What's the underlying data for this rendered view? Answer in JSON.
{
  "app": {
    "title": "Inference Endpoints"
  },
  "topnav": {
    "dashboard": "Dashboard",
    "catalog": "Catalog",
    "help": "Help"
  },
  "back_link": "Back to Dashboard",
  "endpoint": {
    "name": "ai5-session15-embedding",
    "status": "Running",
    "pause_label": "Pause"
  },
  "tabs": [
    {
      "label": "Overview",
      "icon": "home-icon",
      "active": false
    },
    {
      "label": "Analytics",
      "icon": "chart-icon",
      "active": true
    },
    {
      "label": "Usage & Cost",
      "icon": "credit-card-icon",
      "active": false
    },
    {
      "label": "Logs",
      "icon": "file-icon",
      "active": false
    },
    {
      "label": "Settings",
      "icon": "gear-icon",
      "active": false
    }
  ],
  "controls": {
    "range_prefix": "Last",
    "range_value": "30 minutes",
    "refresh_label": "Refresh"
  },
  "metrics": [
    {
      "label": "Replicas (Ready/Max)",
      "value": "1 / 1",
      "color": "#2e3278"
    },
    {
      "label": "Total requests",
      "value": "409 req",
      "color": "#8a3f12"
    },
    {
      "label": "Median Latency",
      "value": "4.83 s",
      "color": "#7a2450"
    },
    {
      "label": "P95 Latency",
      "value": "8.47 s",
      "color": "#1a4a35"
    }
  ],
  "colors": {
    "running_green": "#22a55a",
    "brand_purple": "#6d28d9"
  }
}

- - -

:: INSTRUCTIONS FOR THE TASK ::
Of the lines above, how many contain the word "Dashboard"? Provide the number and nothing else.

:: FULL OUTPUT ::
2